[Bounding box prediction data]
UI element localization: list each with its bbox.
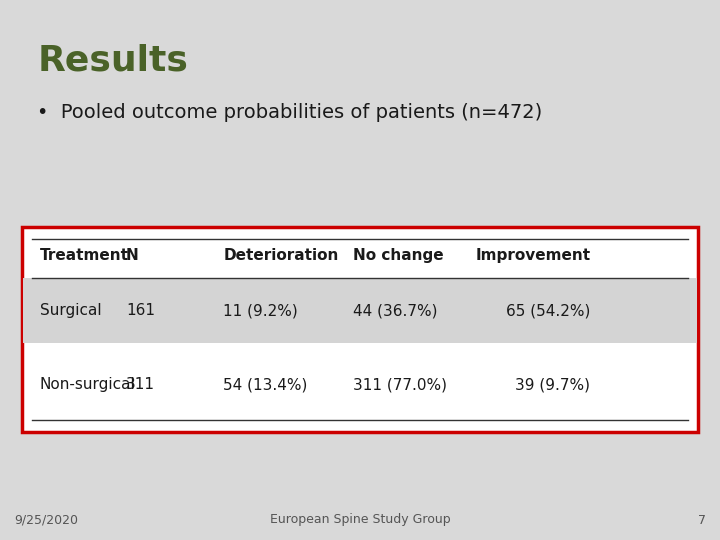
FancyBboxPatch shape [23, 278, 697, 343]
Text: 311: 311 [126, 377, 155, 392]
Text: Non-surgical: Non-surgical [40, 377, 135, 392]
Text: 54 (13.4%): 54 (13.4%) [223, 377, 307, 392]
Text: No change: No change [353, 248, 444, 262]
Text: 65 (54.2%): 65 (54.2%) [506, 303, 590, 318]
Text: 161: 161 [126, 303, 155, 318]
Text: Results: Results [37, 43, 189, 77]
Text: N: N [126, 248, 139, 262]
Text: 11 (9.2%): 11 (9.2%) [223, 303, 298, 318]
Text: European Spine Study Group: European Spine Study Group [270, 514, 450, 526]
Text: 9/25/2020: 9/25/2020 [14, 514, 78, 526]
Text: 311 (77.0%): 311 (77.0%) [353, 377, 447, 392]
Text: Surgical: Surgical [40, 303, 102, 318]
FancyBboxPatch shape [22, 227, 698, 432]
Text: 44 (36.7%): 44 (36.7%) [353, 303, 437, 318]
Text: 7: 7 [698, 514, 706, 526]
Text: Improvement: Improvement [475, 248, 590, 262]
Text: Deterioration: Deterioration [223, 248, 338, 262]
Text: •  Pooled outcome probabilities of patients (n=472): • Pooled outcome probabilities of patien… [37, 103, 543, 122]
Text: 39 (9.7%): 39 (9.7%) [516, 377, 590, 392]
Text: Treatment: Treatment [40, 248, 129, 262]
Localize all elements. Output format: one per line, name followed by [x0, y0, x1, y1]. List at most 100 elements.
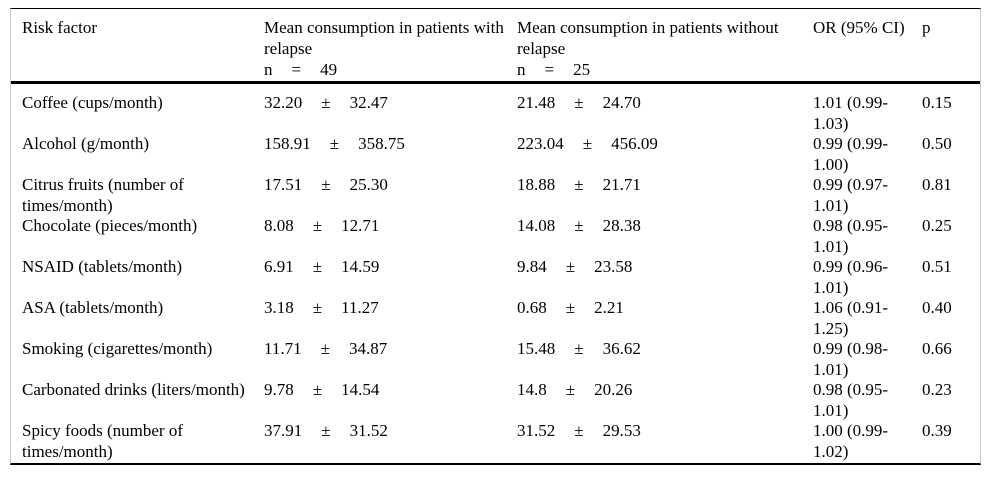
or-ci-cell: 0.98 (0.95-1.01): [813, 379, 922, 421]
col-header-with-relapse-title: Mean consumption in patients with relaps…: [264, 18, 504, 58]
table-row: Citrus fruits (number of times/month) 17…: [22, 174, 980, 215]
without-relapse-sd: 36.62: [602, 339, 641, 358]
with-relapse-cell: 11.71 ± 34.87: [264, 338, 517, 359]
n-value: 49: [320, 60, 338, 79]
plus-minus-sign: ±: [312, 216, 323, 235]
plus-minus-sign: ±: [565, 257, 576, 276]
with-relapse-mean: 8.08: [264, 216, 294, 235]
with-relapse-sd: 358.75: [358, 134, 405, 153]
p-value: 0.51: [922, 257, 952, 276]
table-row: Spicy foods (number of times/month) 37.9…: [22, 420, 980, 461]
with-relapse-cell: 17.51 ± 25.30: [264, 174, 517, 195]
or-ci-cell: 1.00 (0.99-1.02): [813, 420, 922, 462]
without-relapse-sd: 28.38: [602, 216, 641, 235]
p-value-cell: 0.39: [922, 420, 980, 441]
risk-factor-label: Alcohol (g/month): [22, 134, 150, 153]
p-value-cell: 0.40: [922, 297, 980, 318]
or-ci-cell: 0.99 (0.96-1.01): [813, 256, 922, 298]
with-relapse-mean: 11.71: [264, 339, 302, 358]
p-value-cell: 0.15: [922, 92, 980, 113]
or-ci-value: 1.00 (0.99-1.02): [813, 421, 889, 461]
with-relapse-cell: 3.18 ± 11.27: [264, 297, 517, 318]
risk-factor-label: Spicy foods (number of times/month): [22, 421, 184, 461]
risk-factor-cell: NSAID (tablets/month): [22, 256, 264, 277]
plus-minus-sign: ±: [565, 298, 576, 317]
plus-minus-sign: ±: [320, 339, 330, 358]
or-ci-value: 1.01 (0.99-1.03): [813, 93, 889, 133]
without-relapse-sd: 20.26: [594, 380, 633, 399]
with-relapse-sd: 32.47: [349, 93, 388, 112]
table-row: ASA (tablets/month) 3.18 ± 11.27 0.68 ± …: [22, 297, 980, 338]
with-relapse-mean: 9.78: [264, 380, 294, 399]
without-relapse-cell: 0.68 ± 2.21: [517, 297, 813, 318]
col-header-risk-factor: Risk factor: [22, 17, 264, 38]
with-relapse-mean: 158.91: [264, 134, 311, 153]
p-value: 0.15: [922, 93, 952, 112]
or-ci-value: 0.98 (0.95-1.01): [813, 216, 889, 256]
p-value-cell: 0.23: [922, 379, 980, 400]
risk-factor-label: Chocolate (pieces/month): [22, 216, 198, 235]
equals-sign: =: [544, 60, 555, 79]
or-ci-value: 0.99 (0.96-1.01): [813, 257, 889, 297]
col-header-p: p: [922, 17, 980, 38]
n-value: 25: [573, 60, 591, 79]
with-relapse-cell: 6.91 ± 14.59: [264, 256, 517, 277]
risk-factor-cell: Chocolate (pieces/month): [22, 215, 264, 236]
without-relapse-sd: 23.58: [594, 257, 633, 276]
or-ci-value: 0.99 (0.99-1.00): [813, 134, 889, 174]
table-row: Alcohol (g/month) 158.91 ± 358.75 223.04…: [22, 133, 980, 174]
with-relapse-sd: 12.71: [341, 216, 380, 235]
with-relapse-n-line: n = 49: [264, 59, 517, 80]
risk-factor-cell: Smoking (cigarettes/month): [22, 338, 264, 359]
table-row: Coffee (cups/month) 32.20 ± 32.47 21.48 …: [22, 92, 980, 133]
without-relapse-sd: 2.21: [594, 298, 624, 317]
with-relapse-mean: 37.91: [264, 421, 303, 440]
table-row: NSAID (tablets/month) 6.91 ± 14.59 9.84 …: [22, 256, 980, 297]
p-value: 0.25: [922, 216, 952, 235]
risk-factor-label: Smoking (cigarettes/month): [22, 339, 213, 358]
p-value-cell: 0.51: [922, 256, 980, 277]
table-row: Carbonated drinks (liters/month) 9.78 ± …: [22, 379, 980, 420]
plus-minus-sign: ±: [312, 257, 323, 276]
p-value: 0.23: [922, 380, 952, 399]
plus-minus-sign: ±: [574, 421, 584, 440]
without-relapse-mean: 21.48: [517, 93, 556, 112]
risk-factor-cell: Citrus fruits (number of times/month): [22, 174, 264, 216]
without-relapse-mean: 15.48: [517, 339, 556, 358]
table-body: Coffee (cups/month) 32.20 ± 32.47 21.48 …: [11, 84, 980, 463]
without-relapse-n-line: n = 25: [517, 59, 813, 80]
without-relapse-cell: 14.08 ± 28.38: [517, 215, 813, 236]
without-relapse-mean: 14.08: [517, 216, 556, 235]
or-ci-cell: 0.99 (0.98-1.01): [813, 338, 922, 380]
without-relapse-sd: 29.53: [602, 421, 641, 440]
p-value-cell: 0.66: [922, 338, 980, 359]
p-value: 0.81: [922, 175, 952, 194]
or-ci-cell: 1.01 (0.99-1.03): [813, 92, 922, 134]
or-ci-value: 0.98 (0.95-1.01): [813, 380, 889, 420]
with-relapse-sd: 31.52: [349, 421, 388, 440]
plus-minus-sign: ±: [321, 421, 331, 440]
col-header-without-relapse-title: Mean consumption in patients without rel…: [517, 18, 779, 58]
without-relapse-mean: 9.84: [517, 257, 547, 276]
or-ci-cell: 0.99 (0.97-1.01): [813, 174, 922, 216]
risk-factor-cell: Coffee (cups/month): [22, 92, 264, 113]
plus-minus-sign: ±: [574, 216, 584, 235]
with-relapse-mean: 17.51: [264, 175, 303, 194]
plus-minus-sign: ±: [321, 93, 331, 112]
col-header-or-ci-label: OR (95% CI): [813, 18, 905, 37]
col-header-with-relapse: Mean consumption in patients with relaps…: [264, 17, 517, 80]
with-relapse-mean: 3.18: [264, 298, 294, 317]
table-header: Risk factor Mean consumption in patients…: [11, 9, 980, 84]
without-relapse-cell: 223.04 ± 456.09: [517, 133, 813, 154]
plus-minus-sign: ±: [321, 175, 331, 194]
plus-minus-sign: ±: [574, 175, 584, 194]
risk-factor-cell: ASA (tablets/month): [22, 297, 264, 318]
plus-minus-sign: ±: [582, 134, 593, 153]
p-value-cell: 0.81: [922, 174, 980, 195]
p-value: 0.50: [922, 134, 952, 153]
or-ci-value: 0.99 (0.98-1.01): [813, 339, 889, 379]
without-relapse-sd: 456.09: [611, 134, 658, 153]
risk-factor-label: Carbonated drinks (liters/month): [22, 380, 245, 399]
risk-factor-cell: Spicy foods (number of times/month): [22, 420, 264, 462]
n-label: n: [517, 60, 526, 79]
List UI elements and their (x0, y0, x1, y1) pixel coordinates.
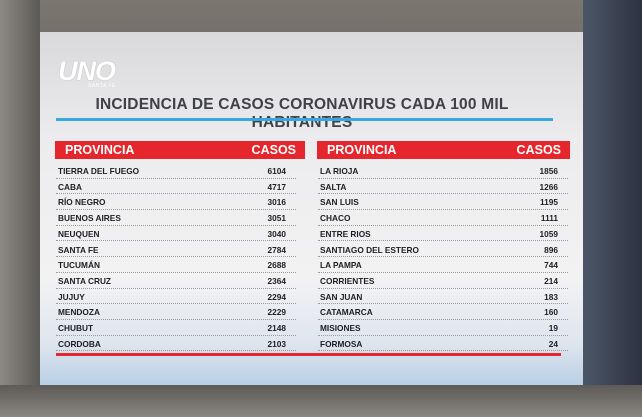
cases: 1195 (540, 197, 558, 208)
cases: 2229 (267, 307, 286, 318)
cases: 24 (548, 338, 558, 349)
logo: UNO (58, 56, 116, 86)
province: CATAMARCA (320, 307, 373, 318)
province: NEUQUEN (58, 228, 100, 239)
table-row: CORRIENTES 214 (318, 273, 568, 289)
table-row: SANTIAGO DEL ESTERO 896 (318, 242, 568, 258)
cases: 183 (544, 291, 558, 302)
logo-subtitle: SANTA FE (88, 83, 116, 89)
cases: 2364 (267, 275, 286, 286)
panel (40, 32, 583, 385)
province: LA RIOJA (320, 166, 359, 176)
cases: 744 (544, 260, 558, 271)
table-row: FORMOSA 24 (318, 336, 568, 352)
cases: 3040 (267, 228, 286, 239)
cases: 19 (548, 323, 558, 333)
table-row: CATAMARCA 160 (318, 304, 568, 320)
cases: 1059 (539, 228, 558, 239)
province: ENTRE RIOS (320, 228, 371, 239)
table-row: SANTA CRUZ 2364 (56, 273, 296, 289)
cases: 1111 (540, 213, 558, 224)
header-cell: PROVINCIA (65, 143, 135, 157)
table-row: JUJUY 2294 (56, 289, 296, 305)
province: CABA (58, 181, 82, 192)
province: RÍO NEGRO (58, 197, 106, 208)
table-header: PROVINCIA CASOS (55, 141, 305, 159)
province: MISIONES (320, 323, 361, 333)
table-row: MENDOZA 2229 (56, 304, 296, 320)
province: SANTA FE (58, 244, 99, 255)
cases: 2294 (267, 291, 286, 302)
province: SALTA (320, 181, 347, 192)
table-row: LA PAMPA 744 (318, 257, 568, 273)
table-row: SAN JUAN 183 (318, 289, 568, 305)
province: CHACO (320, 213, 351, 224)
header-cell: PROVINCIA (327, 143, 397, 157)
cases: 1856 (539, 166, 558, 176)
province: TUCUMÁN (58, 260, 100, 271)
table-row: CHACO 1111 (318, 210, 568, 226)
province: JUJUY (58, 291, 85, 302)
cases: 2103 (267, 338, 286, 349)
province: CHUBUT (58, 323, 94, 333)
province: LA PAMPA (320, 260, 362, 271)
table-row: MISIONES 19 (318, 320, 568, 336)
table-row: SAN LUIS 1195 (318, 194, 568, 211)
cases: 4717 (267, 181, 286, 192)
cases: 1266 (539, 181, 558, 192)
province: SAN LUIS (320, 197, 359, 208)
table-row: CHUBUT 2148 (56, 320, 296, 336)
cases: 2784 (267, 244, 286, 255)
table-row: RÍO NEGRO 3016 (56, 194, 296, 211)
table-row: TUCUMÁN 2688 (56, 257, 296, 273)
table-row: CORDOBA 2103 (56, 336, 296, 352)
background (583, 0, 642, 417)
cases: 2688 (267, 260, 286, 271)
table-row: SANTA FE 2784 (56, 242, 296, 258)
bottom-rule (56, 353, 561, 356)
province: TIERRA DEL FUEGO (58, 166, 140, 176)
province: FORMOSA (320, 338, 363, 349)
table-row: BUENOS AIRES 3051 (56, 210, 296, 226)
province: SANTA CRUZ (58, 275, 112, 286)
province: CORRIENTES (320, 275, 375, 286)
cases: 896 (544, 244, 558, 255)
table-row: CABA 4717 (56, 179, 296, 195)
table-header: PROVINCIA CASOS (317, 141, 570, 159)
table-row: TIERRA DEL FUEGO 6104 (56, 163, 296, 179)
header-cell: CASOS (251, 143, 296, 157)
title: INCIDENCIA DE CASOS CORONAVIRUS CADA 100… (95, 96, 509, 131)
cases: 160 (544, 307, 558, 318)
table-row: ENTRE RIOS 1059 (318, 226, 568, 242)
cases: 2148 (267, 323, 286, 333)
province: BUENOS AIRES (58, 213, 121, 224)
header-cell: CASOS (516, 143, 561, 157)
province: SANTIAGO DEL ESTERO (320, 244, 419, 255)
province: SAN JUAN (320, 291, 363, 302)
cases: 3016 (267, 197, 286, 208)
cases: 6104 (267, 166, 286, 176)
background (0, 0, 40, 417)
cases: 214 (544, 275, 558, 286)
table-row: LA RIOJA 1856 (318, 163, 568, 179)
background (0, 385, 642, 417)
province: CORDOBA (58, 338, 101, 349)
table-row: NEUQUEN 3040 (56, 226, 296, 242)
province: MENDOZA (58, 307, 100, 318)
cases: 3051 (267, 213, 286, 224)
title-underline (56, 118, 553, 121)
table-row: SALTA 1266 (318, 179, 568, 195)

• EXERCISE GOAL:
Determine which lines above include the word "background", and report those lines in full.

• TASK ANSWER:
background (583, 0, 642, 417)
background (0, 0, 40, 417)
background (0, 385, 642, 417)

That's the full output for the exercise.